Begin

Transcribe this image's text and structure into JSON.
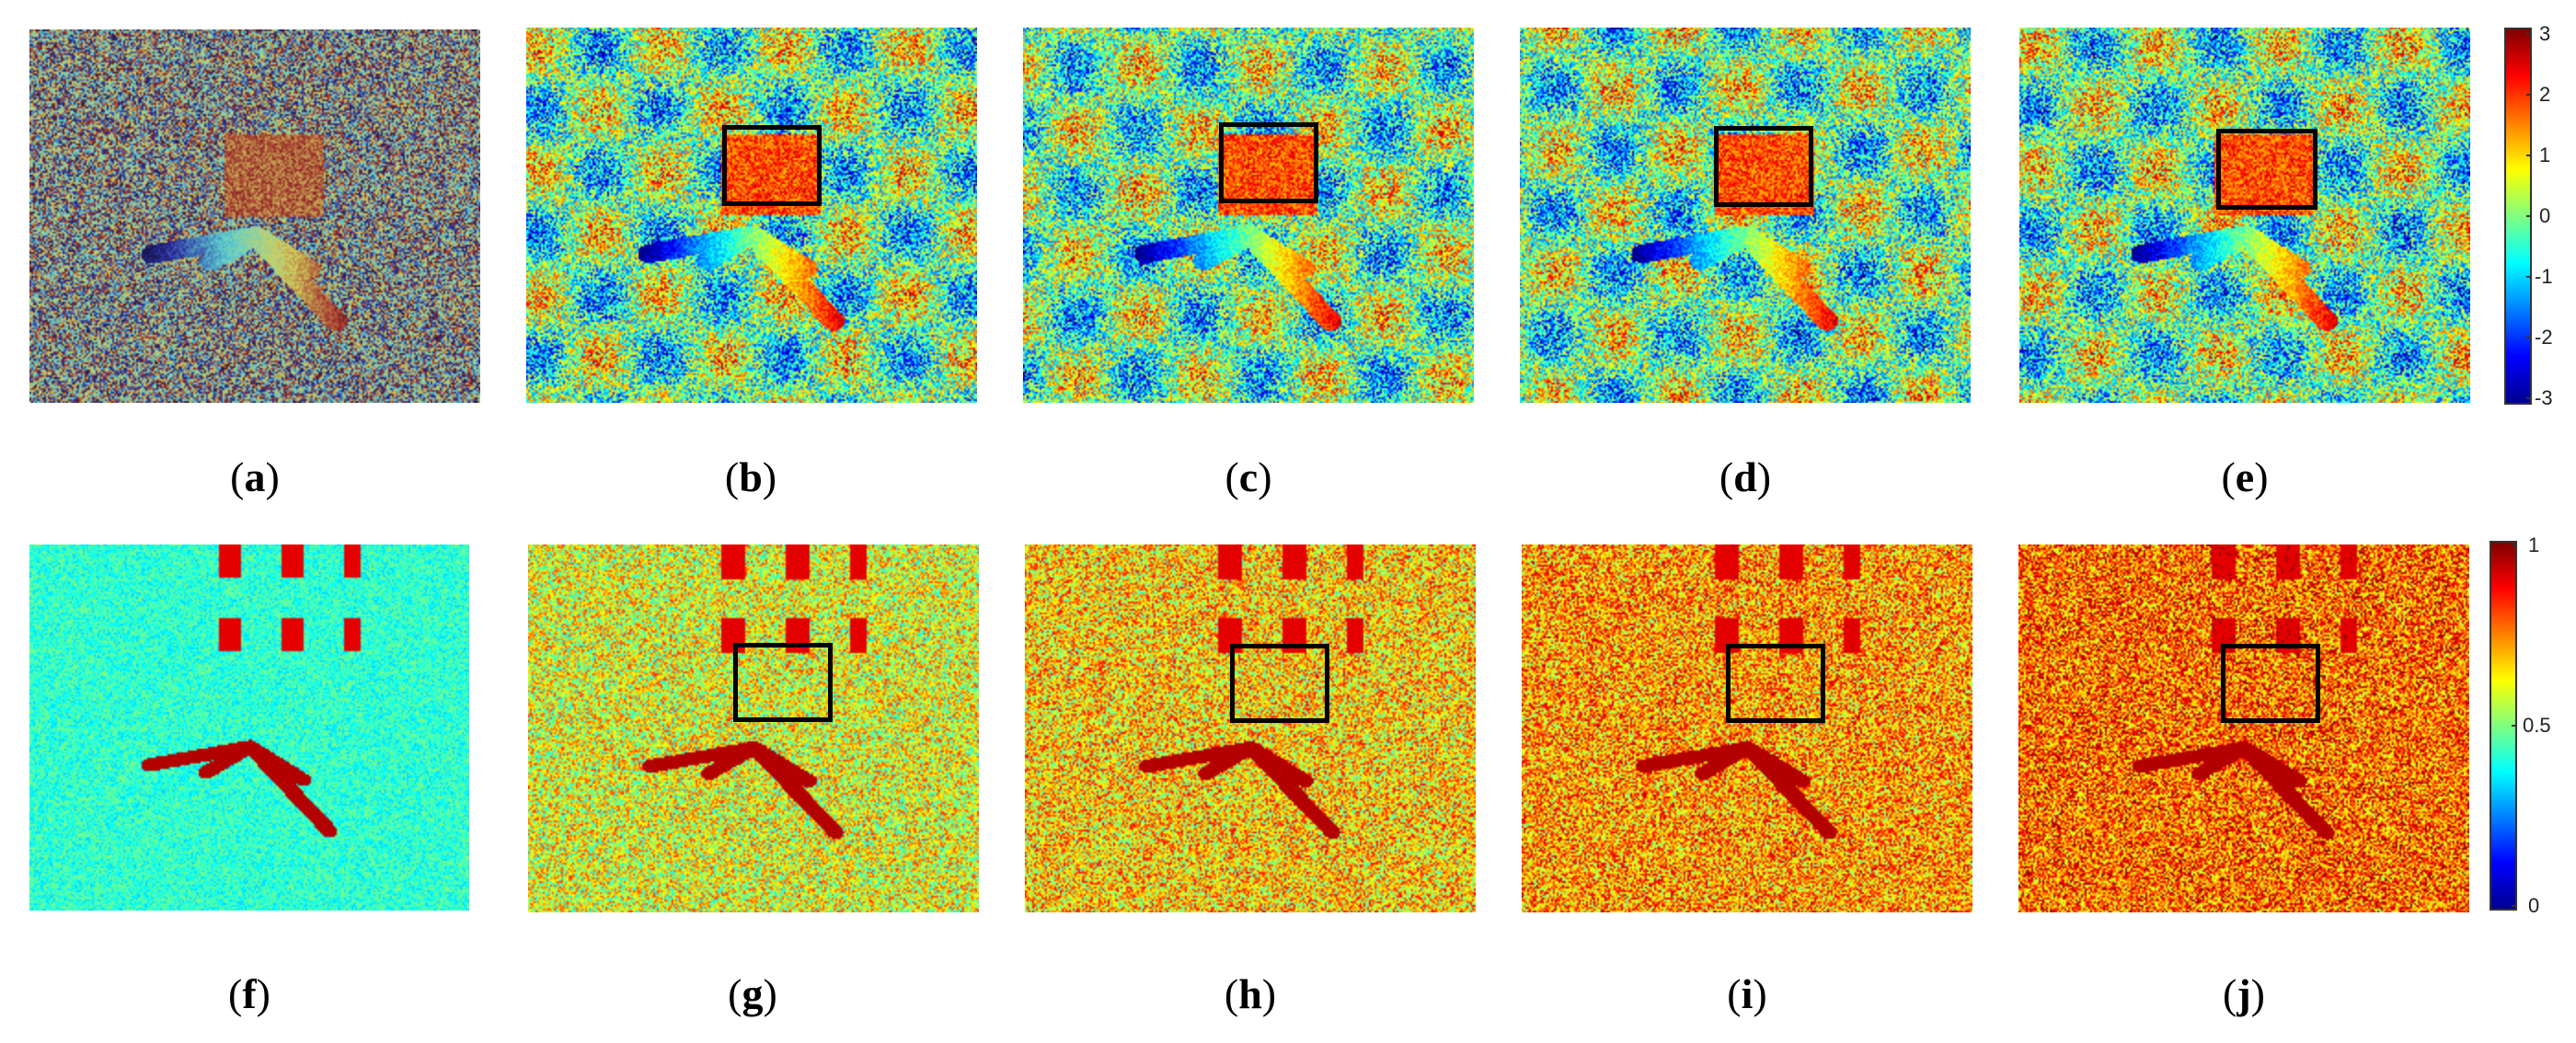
{
  "figure": {
    "rows": [
      {
        "panels": [
          {
            "label": "a",
            "has_roi": false
          },
          {
            "label": "b",
            "has_roi": true
          },
          {
            "label": "c",
            "has_roi": true
          },
          {
            "label": "d",
            "has_roi": true
          },
          {
            "label": "e",
            "has_roi": true
          }
        ],
        "colorbar": {
          "colormap": "jet",
          "ticks": [
            "3",
            "2",
            "1",
            "0",
            "-1",
            "-2",
            "-3"
          ]
        }
      },
      {
        "panels": [
          {
            "label": "f",
            "has_roi": false
          },
          {
            "label": "g",
            "has_roi": true
          },
          {
            "label": "h",
            "has_roi": true
          },
          {
            "label": "i",
            "has_roi": true
          },
          {
            "label": "j",
            "has_roi": true
          }
        ],
        "colorbar": {
          "colormap": "jet",
          "ticks": [
            "1",
            "0.5",
            "0"
          ]
        }
      }
    ]
  }
}
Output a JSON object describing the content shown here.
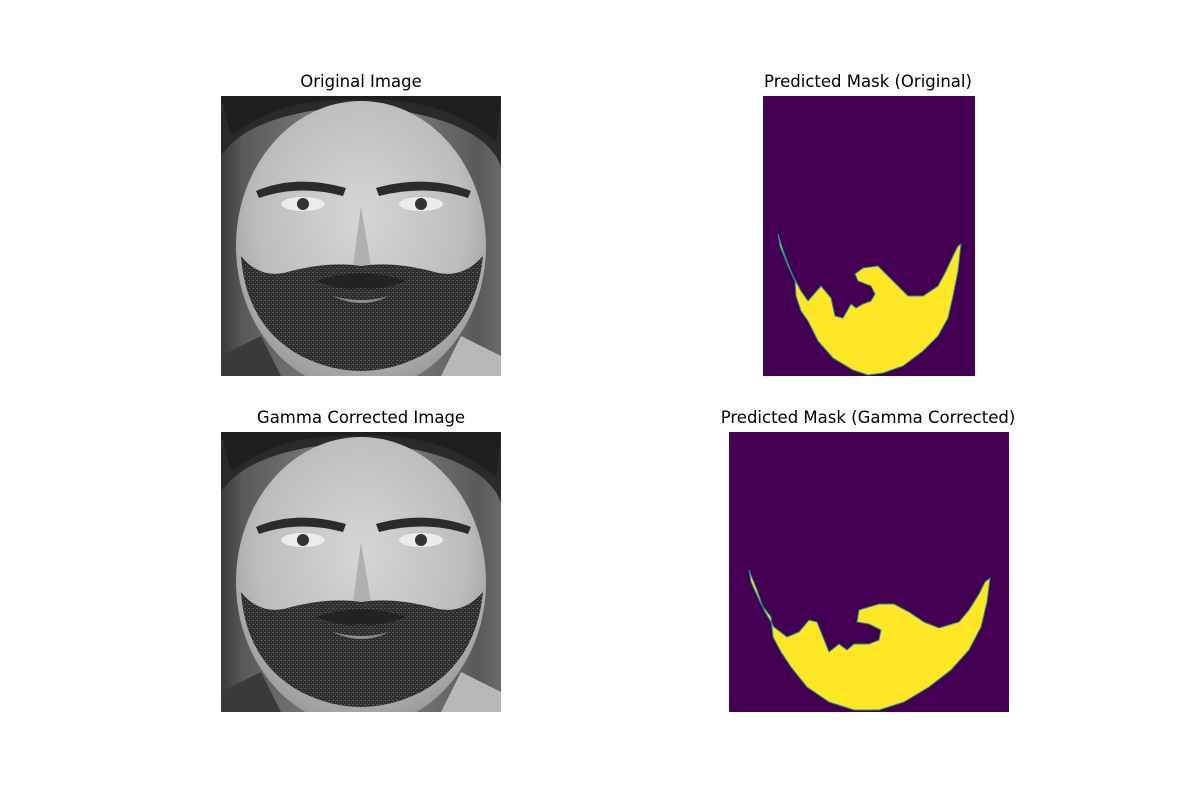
{
  "figure": {
    "panels": [
      {
        "id": "original-image",
        "title": "Original Image",
        "kind": "grayscale-face-photo"
      },
      {
        "id": "predicted-mask-original",
        "title": "Predicted Mask (Original)",
        "kind": "segmentation-mask"
      },
      {
        "id": "gamma-corrected-image",
        "title": "Gamma Corrected Image",
        "kind": "grayscale-face-photo"
      },
      {
        "id": "predicted-mask-gamma",
        "title": "Predicted Mask (Gamma Corrected)",
        "kind": "segmentation-mask"
      }
    ],
    "colors": {
      "mask_background": "#440154",
      "mask_foreground": "#fde725",
      "mask_edge": "#21918c",
      "page_background": "#ffffff"
    }
  }
}
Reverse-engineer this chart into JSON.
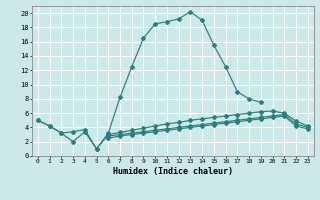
{
  "xlabel": "Humidex (Indice chaleur)",
  "bg_color": "#cde8e8",
  "grid_color": "#ffffff",
  "line_color": "#2e7d7d",
  "xlim": [
    -0.5,
    23.5
  ],
  "ylim": [
    0,
    21
  ],
  "xticks": [
    0,
    1,
    2,
    3,
    4,
    5,
    6,
    7,
    8,
    9,
    10,
    11,
    12,
    13,
    14,
    15,
    16,
    17,
    18,
    19,
    20,
    21,
    22,
    23
  ],
  "yticks": [
    0,
    2,
    4,
    6,
    8,
    10,
    12,
    14,
    16,
    18,
    20
  ],
  "s1x": [
    0,
    1,
    2,
    3,
    4,
    5,
    6,
    7,
    8,
    9,
    10,
    11,
    12,
    13,
    14,
    15,
    16,
    17,
    18,
    19
  ],
  "s1y": [
    5.0,
    4.2,
    3.2,
    3.4,
    3.7,
    1.0,
    3.2,
    8.2,
    12.5,
    16.5,
    18.5,
    18.8,
    19.2,
    20.2,
    19.0,
    15.5,
    12.5,
    9.0,
    8.0,
    7.5
  ],
  "s2x": [
    0,
    1,
    2,
    3,
    4,
    5,
    6,
    7,
    8,
    9,
    10,
    11,
    12,
    13,
    14,
    15,
    16,
    17,
    18,
    19,
    20,
    21,
    22,
    23
  ],
  "s2y": [
    5.0,
    4.2,
    3.2,
    2.0,
    3.4,
    1.0,
    3.0,
    3.3,
    3.6,
    3.9,
    4.2,
    4.5,
    4.7,
    5.0,
    5.2,
    5.4,
    5.6,
    5.8,
    6.0,
    6.2,
    6.3,
    6.0,
    4.9,
    4.2
  ],
  "s3x": [
    6,
    7,
    8,
    9,
    10,
    11,
    12,
    13,
    14,
    15,
    16,
    17,
    18,
    19,
    20,
    21,
    22,
    23
  ],
  "s3y": [
    2.8,
    3.0,
    3.2,
    3.4,
    3.6,
    3.8,
    4.0,
    4.2,
    4.4,
    4.6,
    4.8,
    5.0,
    5.2,
    5.4,
    5.6,
    5.8,
    4.5,
    4.0
  ],
  "s4x": [
    6,
    7,
    8,
    9,
    10,
    11,
    12,
    13,
    14,
    15,
    16,
    17,
    18,
    19,
    20,
    21,
    22,
    23
  ],
  "s4y": [
    2.5,
    2.8,
    3.0,
    3.2,
    3.4,
    3.6,
    3.8,
    4.0,
    4.2,
    4.4,
    4.6,
    4.8,
    5.0,
    5.2,
    5.4,
    5.6,
    4.2,
    3.8
  ]
}
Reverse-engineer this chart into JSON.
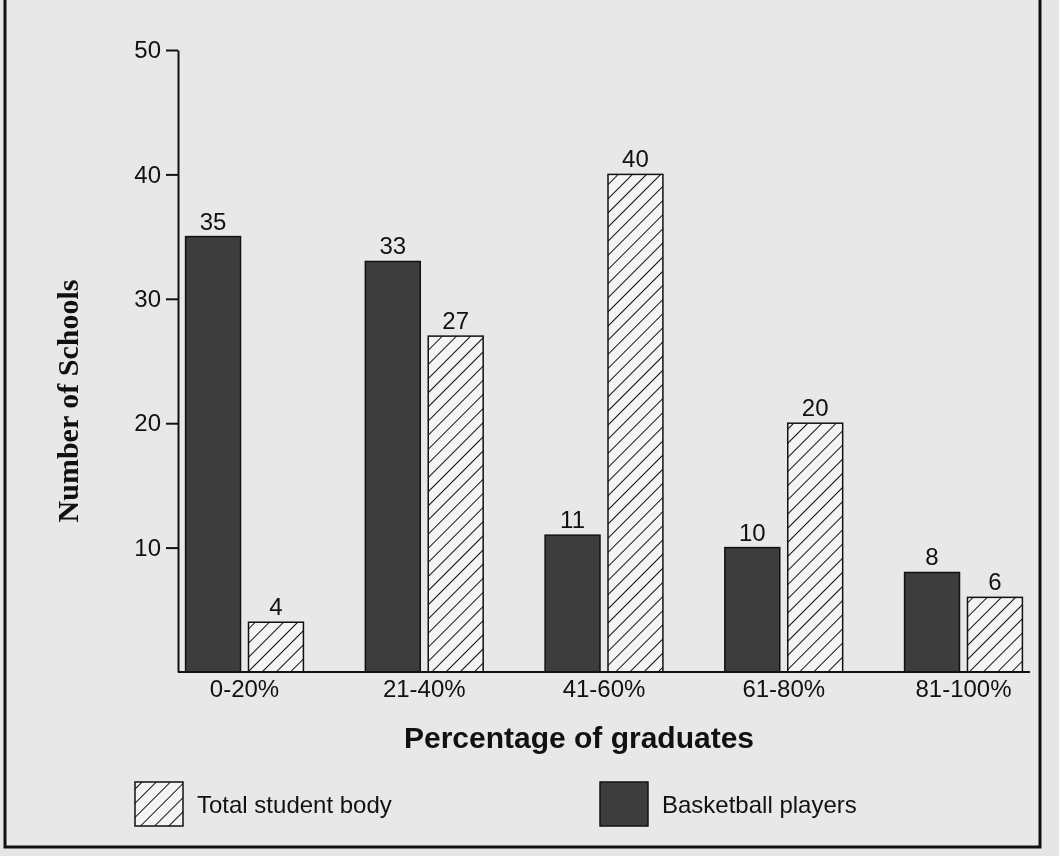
{
  "chart_data": {
    "type": "bar",
    "xlabel": "Percentage of graduates",
    "ylabel": "Number of Schools",
    "categories": [
      "0-20%",
      "21-40%",
      "41-60%",
      "61-80%",
      "81-100%"
    ],
    "series": [
      {
        "name": "Basketball players",
        "color": "#3d3d3d",
        "values": [
          35,
          33,
          11,
          10,
          8
        ]
      },
      {
        "name": "Total student body",
        "color": "#111111",
        "values": [
          4,
          27,
          40,
          20,
          6
        ]
      }
    ],
    "ylim": [
      0,
      50
    ],
    "yticks": [
      10,
      20,
      30,
      40,
      50
    ],
    "grid": false,
    "legend": "bottom",
    "data_labels": true
  }
}
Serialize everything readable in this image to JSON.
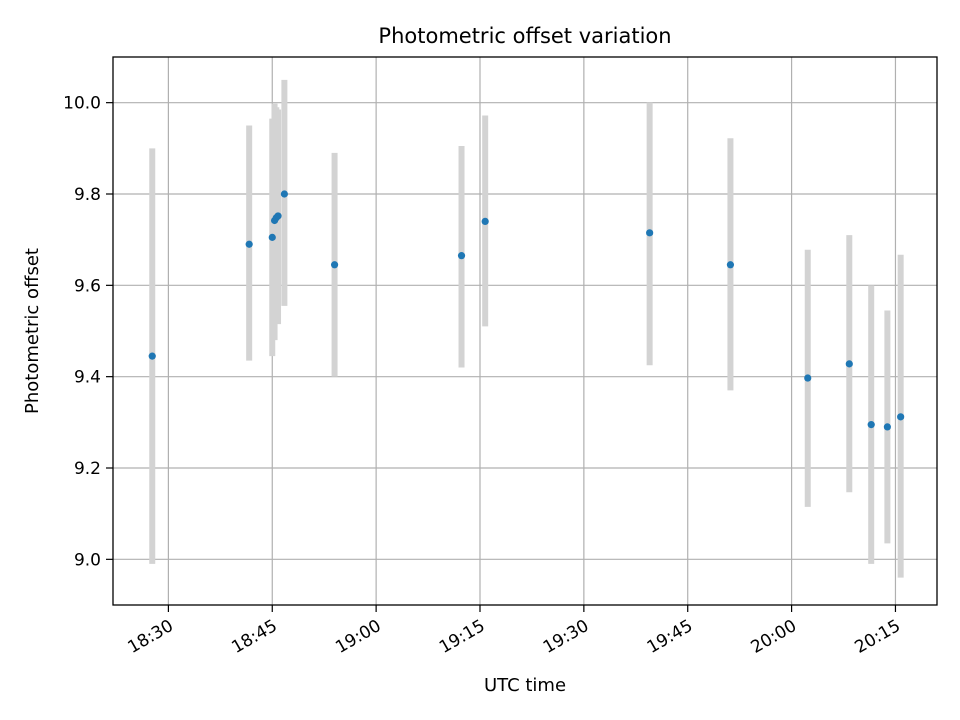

End

SHORT PROBLEM: From the entries above, extract every line where the word "this" appears.

ANSWER TO THE PROBLEM:
Transcribe this image's text and structure into JSON.
Reverse-engineer this chart into JSON.
Reverse-engineer this chart into JSON.
Serialize everything readable in this image to JSON.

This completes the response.